(Task details): Reproduce every entry exactly.

(Dataset rows):
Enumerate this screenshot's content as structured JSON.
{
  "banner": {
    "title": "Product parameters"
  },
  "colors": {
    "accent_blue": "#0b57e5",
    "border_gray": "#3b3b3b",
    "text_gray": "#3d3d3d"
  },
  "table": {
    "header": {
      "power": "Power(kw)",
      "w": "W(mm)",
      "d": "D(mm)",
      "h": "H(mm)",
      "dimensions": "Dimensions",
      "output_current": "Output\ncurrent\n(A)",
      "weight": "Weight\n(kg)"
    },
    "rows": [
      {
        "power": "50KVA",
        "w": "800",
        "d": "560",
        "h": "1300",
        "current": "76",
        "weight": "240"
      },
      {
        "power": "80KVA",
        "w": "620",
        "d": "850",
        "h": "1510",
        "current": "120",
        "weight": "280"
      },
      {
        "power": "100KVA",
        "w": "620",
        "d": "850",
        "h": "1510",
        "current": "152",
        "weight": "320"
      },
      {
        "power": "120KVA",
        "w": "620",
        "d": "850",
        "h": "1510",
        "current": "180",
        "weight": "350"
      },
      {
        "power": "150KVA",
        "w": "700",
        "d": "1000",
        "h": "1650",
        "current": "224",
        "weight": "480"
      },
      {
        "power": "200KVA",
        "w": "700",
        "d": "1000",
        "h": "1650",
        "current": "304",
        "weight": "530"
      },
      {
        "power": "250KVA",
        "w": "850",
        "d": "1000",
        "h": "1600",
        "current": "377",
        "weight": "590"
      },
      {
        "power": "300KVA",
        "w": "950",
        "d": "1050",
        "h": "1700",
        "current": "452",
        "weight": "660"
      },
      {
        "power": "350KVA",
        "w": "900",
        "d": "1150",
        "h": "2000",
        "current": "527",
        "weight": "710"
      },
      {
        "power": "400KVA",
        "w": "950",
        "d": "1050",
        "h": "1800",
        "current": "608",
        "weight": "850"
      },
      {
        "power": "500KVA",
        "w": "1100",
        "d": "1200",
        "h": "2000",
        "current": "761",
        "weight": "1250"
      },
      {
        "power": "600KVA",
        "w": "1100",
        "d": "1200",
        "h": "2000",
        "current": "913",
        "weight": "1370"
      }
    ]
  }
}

(The output):
Enumerate this screenshot's content as structured JSON.
{
  "banner": {
    "title": "Product parameters"
  },
  "colors": {
    "accent_blue": "#0b57e5",
    "border_gray": "#3b3b3b",
    "text_gray": "#3d3d3d"
  },
  "table": {
    "header": {
      "power": "Power(kw)",
      "w": "W(mm)",
      "d": "D(mm)",
      "h": "H(mm)",
      "dimensions": "Dimensions",
      "output_current": "Output\ncurrent\n(A)",
      "weight": "Weight\n(kg)"
    },
    "rows": [
      {
        "power": "50KVA",
        "w": "800",
        "d": "560",
        "h": "1300",
        "current": "76",
        "weight": "240"
      },
      {
        "power": "80KVA",
        "w": "620",
        "d": "850",
        "h": "1510",
        "current": "120",
        "weight": "280"
      },
      {
        "power": "100KVA",
        "w": "620",
        "d": "850",
        "h": "1510",
        "current": "152",
        "weight": "320"
      },
      {
        "power": "120KVA",
        "w": "620",
        "d": "850",
        "h": "1510",
        "current": "180",
        "weight": "350"
      },
      {
        "power": "150KVA",
        "w": "700",
        "d": "1000",
        "h": "1650",
        "current": "224",
        "weight": "480"
      },
      {
        "power": "200KVA",
        "w": "700",
        "d": "1000",
        "h": "1650",
        "current": "304",
        "weight": "530"
      },
      {
        "power": "250KVA",
        "w": "850",
        "d": "1000",
        "h": "1600",
        "current": "377",
        "weight": "590"
      },
      {
        "power": "300KVA",
        "w": "950",
        "d": "1050",
        "h": "1700",
        "current": "452",
        "weight": "660"
      },
      {
        "power": "350KVA",
        "w": "900",
        "d": "1150",
        "h": "2000",
        "current": "527",
        "weight": "710"
      },
      {
        "power": "400KVA",
        "w": "950",
        "d": "1050",
        "h": "1800",
        "current": "608",
        "weight": "850"
      },
      {
        "power": "500KVA",
        "w": "1100",
        "d": "1200",
        "h": "2000",
        "current": "761",
        "weight": "1250"
      },
      {
        "power": "600KVA",
        "w": "1100",
        "d": "1200",
        "h": "2000",
        "current": "913",
        "weight": "1370"
      }
    ]
  }
}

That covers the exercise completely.